> **Requirements**: Only the lines from the one containing "Extract all readable text from this page." through the end of the entries should be repeated, exactly as they appear, first and last included.

┌─ Materials provided

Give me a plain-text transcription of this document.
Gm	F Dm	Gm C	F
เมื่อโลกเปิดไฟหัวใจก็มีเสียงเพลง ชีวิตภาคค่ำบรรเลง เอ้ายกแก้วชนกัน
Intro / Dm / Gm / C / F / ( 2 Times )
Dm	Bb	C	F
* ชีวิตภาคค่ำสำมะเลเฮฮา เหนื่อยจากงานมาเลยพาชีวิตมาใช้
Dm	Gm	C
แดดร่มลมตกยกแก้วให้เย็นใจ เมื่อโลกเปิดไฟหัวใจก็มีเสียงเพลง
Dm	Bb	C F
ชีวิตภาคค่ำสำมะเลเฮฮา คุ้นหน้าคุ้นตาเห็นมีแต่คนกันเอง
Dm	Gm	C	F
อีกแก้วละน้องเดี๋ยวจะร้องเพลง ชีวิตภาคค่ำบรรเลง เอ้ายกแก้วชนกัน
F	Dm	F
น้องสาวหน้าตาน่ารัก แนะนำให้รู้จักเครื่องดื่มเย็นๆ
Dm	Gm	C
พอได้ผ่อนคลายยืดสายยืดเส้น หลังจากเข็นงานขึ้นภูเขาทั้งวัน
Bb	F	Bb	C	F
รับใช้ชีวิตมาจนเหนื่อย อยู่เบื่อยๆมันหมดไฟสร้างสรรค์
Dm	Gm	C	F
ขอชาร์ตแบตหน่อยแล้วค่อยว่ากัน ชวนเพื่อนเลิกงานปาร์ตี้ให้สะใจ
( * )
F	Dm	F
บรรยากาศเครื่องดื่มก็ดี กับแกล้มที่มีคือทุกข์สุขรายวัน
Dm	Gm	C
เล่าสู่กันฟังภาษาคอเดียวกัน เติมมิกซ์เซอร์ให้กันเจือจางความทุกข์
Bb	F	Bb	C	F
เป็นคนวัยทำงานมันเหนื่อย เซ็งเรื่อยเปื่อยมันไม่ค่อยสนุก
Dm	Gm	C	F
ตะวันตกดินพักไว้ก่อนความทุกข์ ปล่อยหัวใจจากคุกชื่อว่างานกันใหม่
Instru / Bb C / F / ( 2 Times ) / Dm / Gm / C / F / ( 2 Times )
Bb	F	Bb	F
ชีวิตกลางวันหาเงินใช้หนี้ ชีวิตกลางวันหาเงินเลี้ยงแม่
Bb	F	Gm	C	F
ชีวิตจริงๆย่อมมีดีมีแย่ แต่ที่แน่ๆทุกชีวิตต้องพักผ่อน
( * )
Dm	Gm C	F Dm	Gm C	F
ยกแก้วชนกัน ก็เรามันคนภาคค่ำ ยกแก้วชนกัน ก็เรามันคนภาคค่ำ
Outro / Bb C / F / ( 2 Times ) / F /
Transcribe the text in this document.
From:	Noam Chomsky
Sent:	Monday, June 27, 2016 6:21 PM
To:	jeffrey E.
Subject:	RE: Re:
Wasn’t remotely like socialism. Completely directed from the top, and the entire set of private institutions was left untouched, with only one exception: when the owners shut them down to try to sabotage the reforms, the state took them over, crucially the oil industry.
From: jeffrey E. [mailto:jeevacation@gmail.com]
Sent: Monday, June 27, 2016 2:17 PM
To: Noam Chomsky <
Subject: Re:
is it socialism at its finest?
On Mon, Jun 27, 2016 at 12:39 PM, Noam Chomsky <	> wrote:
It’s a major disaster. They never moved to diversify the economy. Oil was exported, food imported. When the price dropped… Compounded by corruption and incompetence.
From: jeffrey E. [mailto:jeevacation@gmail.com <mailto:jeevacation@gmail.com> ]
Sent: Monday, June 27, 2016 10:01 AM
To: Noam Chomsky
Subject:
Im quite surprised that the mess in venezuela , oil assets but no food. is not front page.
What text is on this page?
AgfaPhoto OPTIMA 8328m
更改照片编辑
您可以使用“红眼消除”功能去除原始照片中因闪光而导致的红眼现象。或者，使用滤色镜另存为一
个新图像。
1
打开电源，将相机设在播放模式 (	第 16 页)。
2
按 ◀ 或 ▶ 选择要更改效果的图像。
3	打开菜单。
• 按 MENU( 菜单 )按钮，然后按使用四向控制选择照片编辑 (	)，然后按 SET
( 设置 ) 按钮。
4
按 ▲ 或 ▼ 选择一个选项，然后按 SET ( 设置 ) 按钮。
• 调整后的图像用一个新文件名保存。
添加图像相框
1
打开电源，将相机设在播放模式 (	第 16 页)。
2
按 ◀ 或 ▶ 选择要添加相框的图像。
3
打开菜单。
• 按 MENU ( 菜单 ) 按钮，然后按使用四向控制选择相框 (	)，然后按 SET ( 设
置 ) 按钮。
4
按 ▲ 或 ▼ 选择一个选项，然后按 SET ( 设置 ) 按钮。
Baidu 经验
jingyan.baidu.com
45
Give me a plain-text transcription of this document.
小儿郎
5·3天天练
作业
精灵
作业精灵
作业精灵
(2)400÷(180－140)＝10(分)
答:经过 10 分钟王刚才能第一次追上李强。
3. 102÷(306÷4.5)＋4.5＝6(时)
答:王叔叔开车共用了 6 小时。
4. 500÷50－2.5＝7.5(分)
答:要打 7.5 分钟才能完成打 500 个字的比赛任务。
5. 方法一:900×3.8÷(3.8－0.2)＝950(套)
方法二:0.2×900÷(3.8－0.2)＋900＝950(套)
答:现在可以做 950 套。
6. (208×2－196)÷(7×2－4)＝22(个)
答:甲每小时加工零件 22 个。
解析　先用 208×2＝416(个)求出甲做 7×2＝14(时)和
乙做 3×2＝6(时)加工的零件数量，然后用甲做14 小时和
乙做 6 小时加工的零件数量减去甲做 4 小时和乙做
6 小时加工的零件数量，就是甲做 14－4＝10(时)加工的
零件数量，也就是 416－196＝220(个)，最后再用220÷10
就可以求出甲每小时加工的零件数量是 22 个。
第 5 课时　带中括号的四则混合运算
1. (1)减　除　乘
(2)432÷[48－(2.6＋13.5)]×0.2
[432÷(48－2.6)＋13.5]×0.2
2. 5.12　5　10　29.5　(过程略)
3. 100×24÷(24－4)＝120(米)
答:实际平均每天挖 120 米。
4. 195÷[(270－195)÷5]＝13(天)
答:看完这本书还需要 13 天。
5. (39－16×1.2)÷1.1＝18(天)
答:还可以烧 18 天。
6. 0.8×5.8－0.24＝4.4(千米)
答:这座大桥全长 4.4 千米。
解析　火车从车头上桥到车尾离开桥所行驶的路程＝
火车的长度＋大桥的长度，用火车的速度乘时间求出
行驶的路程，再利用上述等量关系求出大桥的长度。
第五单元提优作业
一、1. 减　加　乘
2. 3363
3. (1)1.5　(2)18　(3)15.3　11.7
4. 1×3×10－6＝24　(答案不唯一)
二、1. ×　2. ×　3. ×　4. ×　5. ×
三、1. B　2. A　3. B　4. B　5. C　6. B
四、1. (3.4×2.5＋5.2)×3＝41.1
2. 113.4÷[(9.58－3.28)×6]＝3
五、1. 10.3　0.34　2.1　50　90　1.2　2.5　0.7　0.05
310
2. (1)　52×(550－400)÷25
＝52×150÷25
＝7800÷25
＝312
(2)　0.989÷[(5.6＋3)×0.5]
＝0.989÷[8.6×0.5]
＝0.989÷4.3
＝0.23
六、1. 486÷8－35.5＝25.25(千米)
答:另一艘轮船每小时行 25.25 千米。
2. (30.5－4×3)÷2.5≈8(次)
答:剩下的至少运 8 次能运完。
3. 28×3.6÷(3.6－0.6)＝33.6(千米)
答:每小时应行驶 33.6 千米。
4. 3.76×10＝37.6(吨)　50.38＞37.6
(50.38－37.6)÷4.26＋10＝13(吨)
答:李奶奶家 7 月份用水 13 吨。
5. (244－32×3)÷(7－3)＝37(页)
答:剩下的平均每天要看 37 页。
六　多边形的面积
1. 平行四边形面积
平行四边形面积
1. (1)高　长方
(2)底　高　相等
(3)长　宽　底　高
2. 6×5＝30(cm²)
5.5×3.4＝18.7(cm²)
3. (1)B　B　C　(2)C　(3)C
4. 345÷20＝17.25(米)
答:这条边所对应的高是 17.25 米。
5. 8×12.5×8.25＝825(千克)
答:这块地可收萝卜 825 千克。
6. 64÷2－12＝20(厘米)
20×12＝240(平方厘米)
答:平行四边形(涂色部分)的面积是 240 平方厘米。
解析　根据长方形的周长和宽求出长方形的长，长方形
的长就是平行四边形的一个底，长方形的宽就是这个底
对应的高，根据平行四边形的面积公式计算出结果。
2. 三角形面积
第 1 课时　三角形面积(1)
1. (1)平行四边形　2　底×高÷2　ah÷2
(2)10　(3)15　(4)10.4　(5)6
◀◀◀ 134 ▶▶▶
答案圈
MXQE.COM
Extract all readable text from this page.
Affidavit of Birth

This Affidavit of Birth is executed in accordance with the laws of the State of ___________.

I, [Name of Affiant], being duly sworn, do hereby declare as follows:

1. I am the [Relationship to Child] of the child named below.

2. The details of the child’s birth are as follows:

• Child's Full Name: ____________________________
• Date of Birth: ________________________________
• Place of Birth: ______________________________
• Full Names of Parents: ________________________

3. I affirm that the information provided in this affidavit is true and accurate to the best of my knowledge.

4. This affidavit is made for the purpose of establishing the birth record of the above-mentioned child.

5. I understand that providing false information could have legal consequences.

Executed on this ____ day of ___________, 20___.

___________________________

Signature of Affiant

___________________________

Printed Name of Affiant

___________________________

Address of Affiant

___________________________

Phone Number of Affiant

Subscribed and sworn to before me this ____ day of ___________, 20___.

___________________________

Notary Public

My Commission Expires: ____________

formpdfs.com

└─

> **Correct output**:
Extract all readable text from this page.
Affidavit of Birth

This Affidavit of Birth is executed in accordance with the laws of the State of ___________.

I, [Name of Affiant], being duly sworn, do hereby declare as follows:

1. I am the [Relationship to Child] of the child named below.

2. The details of the child’s birth are as follows:

• Child's Full Name: ____________________________
• Date of Birth: ________________________________
• Place of Birth: ______________________________
• Full Names of Parents: ________________________

3. I affirm that the information provided in this affidavit is true and accurate to the best of my knowledge.

4. This affidavit is made for the purpose of establishing the birth record of the above-mentioned child.

5. I understand that providing false information could have legal consequences.

Executed on this ____ day of ___________, 20___.

___________________________

Signature of Affiant

___________________________

Printed Name of Affiant

___________________________

Address of Affiant

___________________________

Phone Number of Affiant

Subscribed and sworn to before me this ____ day of ___________, 20___.

___________________________

Notary Public

My Commission Expires: ____________

formpdfs.com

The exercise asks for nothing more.